[Start of THE INPUT]
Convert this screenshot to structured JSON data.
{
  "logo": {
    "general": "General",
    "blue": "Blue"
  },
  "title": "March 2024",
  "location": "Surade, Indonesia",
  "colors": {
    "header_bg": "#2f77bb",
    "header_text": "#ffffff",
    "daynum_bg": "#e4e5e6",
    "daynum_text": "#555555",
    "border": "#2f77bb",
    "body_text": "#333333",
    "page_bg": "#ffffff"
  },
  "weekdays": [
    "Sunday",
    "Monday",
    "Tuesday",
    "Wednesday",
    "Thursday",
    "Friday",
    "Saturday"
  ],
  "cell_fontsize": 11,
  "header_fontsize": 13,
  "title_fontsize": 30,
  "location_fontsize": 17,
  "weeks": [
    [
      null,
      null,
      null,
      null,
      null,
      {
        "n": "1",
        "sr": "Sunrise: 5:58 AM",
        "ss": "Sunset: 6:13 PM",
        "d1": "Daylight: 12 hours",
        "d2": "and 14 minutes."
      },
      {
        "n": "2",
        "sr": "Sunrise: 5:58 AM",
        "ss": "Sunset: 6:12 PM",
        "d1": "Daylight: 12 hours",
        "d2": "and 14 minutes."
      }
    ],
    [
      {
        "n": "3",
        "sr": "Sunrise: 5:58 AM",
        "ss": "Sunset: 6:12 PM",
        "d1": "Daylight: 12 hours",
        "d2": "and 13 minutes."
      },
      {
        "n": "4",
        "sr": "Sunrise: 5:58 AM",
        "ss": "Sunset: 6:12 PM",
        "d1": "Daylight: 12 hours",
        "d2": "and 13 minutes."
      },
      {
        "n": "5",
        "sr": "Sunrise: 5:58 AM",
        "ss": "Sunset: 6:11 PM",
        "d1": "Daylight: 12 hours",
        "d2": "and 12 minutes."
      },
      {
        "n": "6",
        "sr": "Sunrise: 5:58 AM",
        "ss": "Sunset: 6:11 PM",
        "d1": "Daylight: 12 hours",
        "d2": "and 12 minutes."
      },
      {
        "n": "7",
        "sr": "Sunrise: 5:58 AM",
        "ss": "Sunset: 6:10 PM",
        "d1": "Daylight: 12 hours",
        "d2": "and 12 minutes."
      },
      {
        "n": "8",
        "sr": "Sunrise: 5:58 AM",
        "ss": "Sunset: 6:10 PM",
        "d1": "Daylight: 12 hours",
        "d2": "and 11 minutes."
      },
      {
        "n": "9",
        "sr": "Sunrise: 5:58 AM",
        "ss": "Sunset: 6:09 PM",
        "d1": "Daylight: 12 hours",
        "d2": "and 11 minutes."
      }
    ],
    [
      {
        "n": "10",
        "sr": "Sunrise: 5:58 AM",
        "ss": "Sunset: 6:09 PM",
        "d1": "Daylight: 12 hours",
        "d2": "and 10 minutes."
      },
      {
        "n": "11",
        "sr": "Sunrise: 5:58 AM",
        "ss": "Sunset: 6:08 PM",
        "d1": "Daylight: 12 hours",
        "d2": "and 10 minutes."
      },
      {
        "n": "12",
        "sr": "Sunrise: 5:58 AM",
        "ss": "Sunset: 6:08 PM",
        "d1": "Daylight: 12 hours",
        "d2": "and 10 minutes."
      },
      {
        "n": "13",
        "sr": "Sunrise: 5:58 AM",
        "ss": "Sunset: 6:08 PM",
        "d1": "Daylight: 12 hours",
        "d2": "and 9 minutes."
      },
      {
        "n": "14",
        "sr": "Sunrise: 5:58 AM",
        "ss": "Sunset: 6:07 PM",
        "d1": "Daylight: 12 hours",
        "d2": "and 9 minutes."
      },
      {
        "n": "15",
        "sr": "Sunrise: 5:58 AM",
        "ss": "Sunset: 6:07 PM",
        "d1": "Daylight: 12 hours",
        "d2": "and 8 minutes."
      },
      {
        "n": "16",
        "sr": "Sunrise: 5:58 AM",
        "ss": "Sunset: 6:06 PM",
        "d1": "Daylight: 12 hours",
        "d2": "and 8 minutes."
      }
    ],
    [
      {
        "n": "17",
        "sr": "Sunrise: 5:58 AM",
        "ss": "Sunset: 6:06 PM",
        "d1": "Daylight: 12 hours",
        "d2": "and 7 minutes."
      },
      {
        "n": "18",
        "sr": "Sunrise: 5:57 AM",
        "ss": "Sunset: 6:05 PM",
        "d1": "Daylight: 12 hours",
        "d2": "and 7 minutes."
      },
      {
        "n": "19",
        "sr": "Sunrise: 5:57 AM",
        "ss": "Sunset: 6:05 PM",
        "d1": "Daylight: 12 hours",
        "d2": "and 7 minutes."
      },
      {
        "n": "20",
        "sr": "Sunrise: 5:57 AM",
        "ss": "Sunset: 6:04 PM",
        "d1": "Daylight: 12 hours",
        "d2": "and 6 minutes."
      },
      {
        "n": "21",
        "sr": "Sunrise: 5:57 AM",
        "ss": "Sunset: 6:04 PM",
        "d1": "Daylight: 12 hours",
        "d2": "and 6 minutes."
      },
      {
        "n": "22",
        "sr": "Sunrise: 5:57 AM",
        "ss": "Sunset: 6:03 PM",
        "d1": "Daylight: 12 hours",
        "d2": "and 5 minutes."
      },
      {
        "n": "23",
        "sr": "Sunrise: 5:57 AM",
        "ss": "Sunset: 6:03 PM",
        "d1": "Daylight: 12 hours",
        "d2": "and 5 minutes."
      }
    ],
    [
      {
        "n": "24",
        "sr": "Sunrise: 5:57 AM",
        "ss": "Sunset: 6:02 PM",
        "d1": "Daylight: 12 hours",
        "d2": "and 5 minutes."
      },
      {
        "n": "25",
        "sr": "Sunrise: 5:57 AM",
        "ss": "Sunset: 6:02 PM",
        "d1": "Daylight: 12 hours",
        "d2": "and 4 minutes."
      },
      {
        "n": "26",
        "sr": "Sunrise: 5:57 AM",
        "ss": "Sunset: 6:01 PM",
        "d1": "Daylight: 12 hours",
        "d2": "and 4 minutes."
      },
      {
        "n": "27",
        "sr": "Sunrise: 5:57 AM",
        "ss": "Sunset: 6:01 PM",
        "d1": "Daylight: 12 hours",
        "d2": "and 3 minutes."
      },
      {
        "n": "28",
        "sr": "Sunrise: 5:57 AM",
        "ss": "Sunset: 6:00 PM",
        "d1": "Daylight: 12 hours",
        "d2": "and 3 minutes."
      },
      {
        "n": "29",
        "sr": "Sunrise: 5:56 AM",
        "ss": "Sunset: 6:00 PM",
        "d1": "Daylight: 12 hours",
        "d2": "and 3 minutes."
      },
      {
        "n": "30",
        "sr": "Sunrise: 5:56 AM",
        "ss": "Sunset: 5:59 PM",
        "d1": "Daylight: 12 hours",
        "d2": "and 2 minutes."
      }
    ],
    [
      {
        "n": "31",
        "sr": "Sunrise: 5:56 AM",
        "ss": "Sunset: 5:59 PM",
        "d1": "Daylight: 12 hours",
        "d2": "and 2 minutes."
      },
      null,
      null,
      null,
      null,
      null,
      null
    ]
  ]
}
[End of THE INPUT]
[SET TASK] Extract all the entries word for word.

[OUTPUT BELOW]
Convert this screenshot to structured JSON data.
{
  "logo": {
    "general": "General",
    "blue": "Blue"
  },
  "title": "March 2024",
  "location": "Surade, Indonesia",
  "colors": {
    "header_bg": "#2f77bb",
    "header_text": "#ffffff",
    "daynum_bg": "#e4e5e6",
    "daynum_text": "#555555",
    "border": "#2f77bb",
    "body_text": "#333333",
    "page_bg": "#ffffff"
  },
  "weekdays": [
    "Sunday",
    "Monday",
    "Tuesday",
    "Wednesday",
    "Thursday",
    "Friday",
    "Saturday"
  ],
  "cell_fontsize": 11,
  "header_fontsize": 13,
  "title_fontsize": 30,
  "location_fontsize": 17,
  "weeks": [
    [
      null,
      null,
      null,
      null,
      null,
      {
        "n": "1",
        "sr": "Sunrise: 5:58 AM",
        "ss": "Sunset: 6:13 PM",
        "d1": "Daylight: 12 hours",
        "d2": "and 14 minutes."
      },
      {
        "n": "2",
        "sr": "Sunrise: 5:58 AM",
        "ss": "Sunset: 6:12 PM",
        "d1": "Daylight: 12 hours",
        "d2": "and 14 minutes."
      }
    ],
    [
      {
        "n": "3",
        "sr": "Sunrise: 5:58 AM",
        "ss": "Sunset: 6:12 PM",
        "d1": "Daylight: 12 hours",
        "d2": "and 13 minutes."
      },
      {
        "n": "4",
        "sr": "Sunrise: 5:58 AM",
        "ss": "Sunset: 6:12 PM",
        "d1": "Daylight: 12 hours",
        "d2": "and 13 minutes."
      },
      {
        "n": "5",
        "sr": "Sunrise: 5:58 AM",
        "ss": "Sunset: 6:11 PM",
        "d1": "Daylight: 12 hours",
        "d2": "and 12 minutes."
      },
      {
        "n": "6",
        "sr": "Sunrise: 5:58 AM",
        "ss": "Sunset: 6:11 PM",
        "d1": "Daylight: 12 hours",
        "d2": "and 12 minutes."
      },
      {
        "n": "7",
        "sr": "Sunrise: 5:58 AM",
        "ss": "Sunset: 6:10 PM",
        "d1": "Daylight: 12 hours",
        "d2": "and 12 minutes."
      },
      {
        "n": "8",
        "sr": "Sunrise: 5:58 AM",
        "ss": "Sunset: 6:10 PM",
        "d1": "Daylight: 12 hours",
        "d2": "and 11 minutes."
      },
      {
        "n": "9",
        "sr": "Sunrise: 5:58 AM",
        "ss": "Sunset: 6:09 PM",
        "d1": "Daylight: 12 hours",
        "d2": "and 11 minutes."
      }
    ],
    [
      {
        "n": "10",
        "sr": "Sunrise: 5:58 AM",
        "ss": "Sunset: 6:09 PM",
        "d1": "Daylight: 12 hours",
        "d2": "and 10 minutes."
      },
      {
        "n": "11",
        "sr": "Sunrise: 5:58 AM",
        "ss": "Sunset: 6:08 PM",
        "d1": "Daylight: 12 hours",
        "d2": "and 10 minutes."
      },
      {
        "n": "12",
        "sr": "Sunrise: 5:58 AM",
        "ss": "Sunset: 6:08 PM",
        "d1": "Daylight: 12 hours",
        "d2": "and 10 minutes."
      },
      {
        "n": "13",
        "sr": "Sunrise: 5:58 AM",
        "ss": "Sunset: 6:08 PM",
        "d1": "Daylight: 12 hours",
        "d2": "and 9 minutes."
      },
      {
        "n": "14",
        "sr": "Sunrise: 5:58 AM",
        "ss": "Sunset: 6:07 PM",
        "d1": "Daylight: 12 hours",
        "d2": "and 9 minutes."
      },
      {
        "n": "15",
        "sr": "Sunrise: 5:58 AM",
        "ss": "Sunset: 6:07 PM",
        "d1": "Daylight: 12 hours",
        "d2": "and 8 minutes."
      },
      {
        "n": "16",
        "sr": "Sunrise: 5:58 AM",
        "ss": "Sunset: 6:06 PM",
        "d1": "Daylight: 12 hours",
        "d2": "and 8 minutes."
      }
    ],
    [
      {
        "n": "17",
        "sr": "Sunrise: 5:58 AM",
        "ss": "Sunset: 6:06 PM",
        "d1": "Daylight: 12 hours",
        "d2": "and 7 minutes."
      },
      {
        "n": "18",
        "sr": "Sunrise: 5:57 AM",
        "ss": "Sunset: 6:05 PM",
        "d1": "Daylight: 12 hours",
        "d2": "and 7 minutes."
      },
      {
        "n": "19",
        "sr": "Sunrise: 5:57 AM",
        "ss": "Sunset: 6:05 PM",
        "d1": "Daylight: 12 hours",
        "d2": "and 7 minutes."
      },
      {
        "n": "20",
        "sr": "Sunrise: 5:57 AM",
        "ss": "Sunset: 6:04 PM",
        "d1": "Daylight: 12 hours",
        "d2": "and 6 minutes."
      },
      {
        "n": "21",
        "sr": "Sunrise: 5:57 AM",
        "ss": "Sunset: 6:04 PM",
        "d1": "Daylight: 12 hours",
        "d2": "and 6 minutes."
      },
      {
        "n": "22",
        "sr": "Sunrise: 5:57 AM",
        "ss": "Sunset: 6:03 PM",
        "d1": "Daylight: 12 hours",
        "d2": "and 5 minutes."
      },
      {
        "n": "23",
        "sr": "Sunrise: 5:57 AM",
        "ss": "Sunset: 6:03 PM",
        "d1": "Daylight: 12 hours",
        "d2": "and 5 minutes."
      }
    ],
    [
      {
        "n": "24",
        "sr": "Sunrise: 5:57 AM",
        "ss": "Sunset: 6:02 PM",
        "d1": "Daylight: 12 hours",
        "d2": "and 5 minutes."
      },
      {
        "n": "25",
        "sr": "Sunrise: 5:57 AM",
        "ss": "Sunset: 6:02 PM",
        "d1": "Daylight: 12 hours",
        "d2": "and 4 minutes."
      },
      {
        "n": "26",
        "sr": "Sunrise: 5:57 AM",
        "ss": "Sunset: 6:01 PM",
        "d1": "Daylight: 12 hours",
        "d2": "and 4 minutes."
      },
      {
        "n": "27",
        "sr": "Sunrise: 5:57 AM",
        "ss": "Sunset: 6:01 PM",
        "d1": "Daylight: 12 hours",
        "d2": "and 3 minutes."
      },
      {
        "n": "28",
        "sr": "Sunrise: 5:57 AM",
        "ss": "Sunset: 6:00 PM",
        "d1": "Daylight: 12 hours",
        "d2": "and 3 minutes."
      },
      {
        "n": "29",
        "sr": "Sunrise: 5:56 AM",
        "ss": "Sunset: 6:00 PM",
        "d1": "Daylight: 12 hours",
        "d2": "and 3 minutes."
      },
      {
        "n": "30",
        "sr": "Sunrise: 5:56 AM",
        "ss": "Sunset: 5:59 PM",
        "d1": "Daylight: 12 hours",
        "d2": "and 2 minutes."
      }
    ],
    [
      {
        "n": "31",
        "sr": "Sunrise: 5:56 AM",
        "ss": "Sunset: 5:59 PM",
        "d1": "Daylight: 12 hours",
        "d2": "and 2 minutes."
      },
      null,
      null,
      null,
      null,
      null,
      null
    ]
  ]
}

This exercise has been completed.